Task ▸
Check each line of the listing for the string "JSON", count the lines that have it, and answer with that number only.

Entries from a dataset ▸
------------
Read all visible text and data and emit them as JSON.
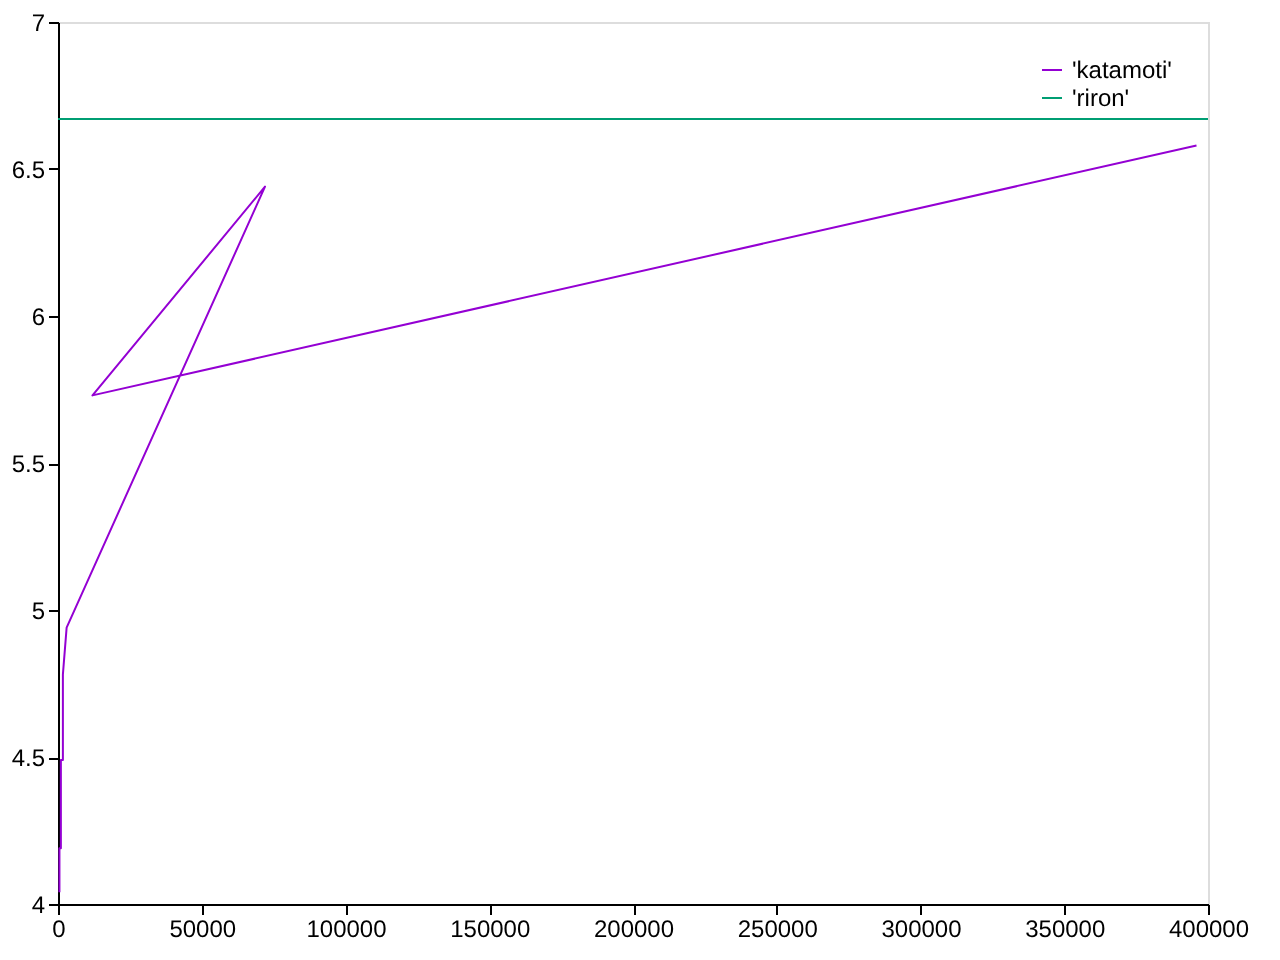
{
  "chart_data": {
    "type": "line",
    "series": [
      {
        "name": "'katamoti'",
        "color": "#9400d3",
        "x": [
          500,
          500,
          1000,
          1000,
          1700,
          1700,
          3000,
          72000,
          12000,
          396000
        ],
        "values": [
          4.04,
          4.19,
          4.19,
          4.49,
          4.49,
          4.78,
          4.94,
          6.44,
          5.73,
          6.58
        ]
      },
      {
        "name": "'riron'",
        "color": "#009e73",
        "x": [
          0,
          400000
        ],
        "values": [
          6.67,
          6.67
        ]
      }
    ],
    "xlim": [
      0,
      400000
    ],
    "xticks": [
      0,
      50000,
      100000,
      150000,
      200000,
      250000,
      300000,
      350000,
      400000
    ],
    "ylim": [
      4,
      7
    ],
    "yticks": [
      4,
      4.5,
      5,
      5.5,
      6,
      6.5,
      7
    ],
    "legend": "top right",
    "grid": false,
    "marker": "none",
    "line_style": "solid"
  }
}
------------
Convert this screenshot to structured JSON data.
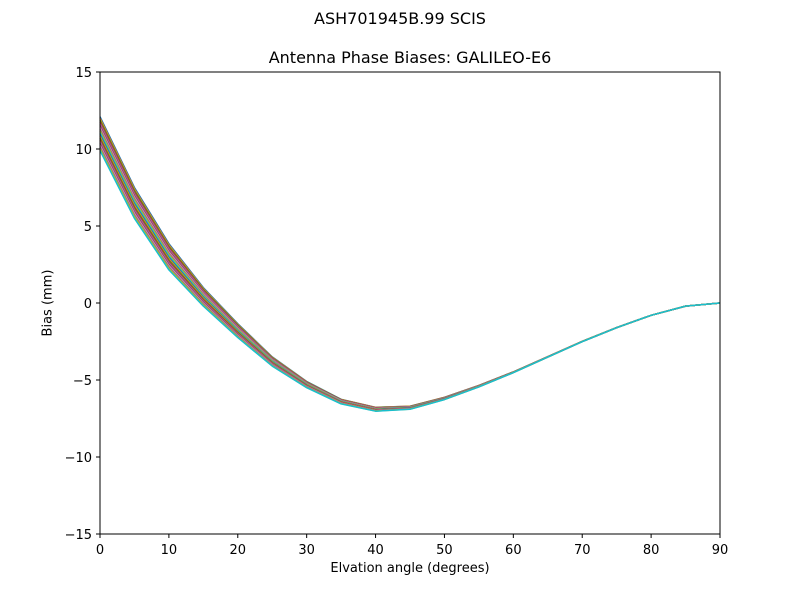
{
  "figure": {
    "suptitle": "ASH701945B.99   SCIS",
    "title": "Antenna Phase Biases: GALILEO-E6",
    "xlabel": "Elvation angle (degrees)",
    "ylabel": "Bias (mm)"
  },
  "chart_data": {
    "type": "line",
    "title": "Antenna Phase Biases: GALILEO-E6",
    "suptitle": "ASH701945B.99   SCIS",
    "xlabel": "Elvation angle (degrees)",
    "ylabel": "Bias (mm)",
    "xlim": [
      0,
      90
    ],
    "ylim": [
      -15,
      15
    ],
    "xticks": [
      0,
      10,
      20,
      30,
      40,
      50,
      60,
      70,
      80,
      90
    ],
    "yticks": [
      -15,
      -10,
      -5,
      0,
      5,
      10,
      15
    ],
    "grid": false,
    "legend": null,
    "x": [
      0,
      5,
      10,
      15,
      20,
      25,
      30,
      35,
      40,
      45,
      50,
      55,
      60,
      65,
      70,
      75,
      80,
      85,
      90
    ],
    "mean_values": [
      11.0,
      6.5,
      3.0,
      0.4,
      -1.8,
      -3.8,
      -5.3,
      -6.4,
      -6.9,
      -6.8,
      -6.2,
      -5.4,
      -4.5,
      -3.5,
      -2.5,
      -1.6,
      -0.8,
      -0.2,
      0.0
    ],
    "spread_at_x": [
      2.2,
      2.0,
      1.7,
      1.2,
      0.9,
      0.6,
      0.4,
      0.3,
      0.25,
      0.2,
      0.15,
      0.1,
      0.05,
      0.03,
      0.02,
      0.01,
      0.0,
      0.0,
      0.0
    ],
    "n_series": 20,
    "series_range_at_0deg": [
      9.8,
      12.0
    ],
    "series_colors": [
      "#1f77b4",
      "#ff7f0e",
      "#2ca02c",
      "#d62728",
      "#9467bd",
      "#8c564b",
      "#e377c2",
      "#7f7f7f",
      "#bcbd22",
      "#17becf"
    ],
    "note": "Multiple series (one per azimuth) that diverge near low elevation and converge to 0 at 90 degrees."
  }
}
------------
Answer below ▸
2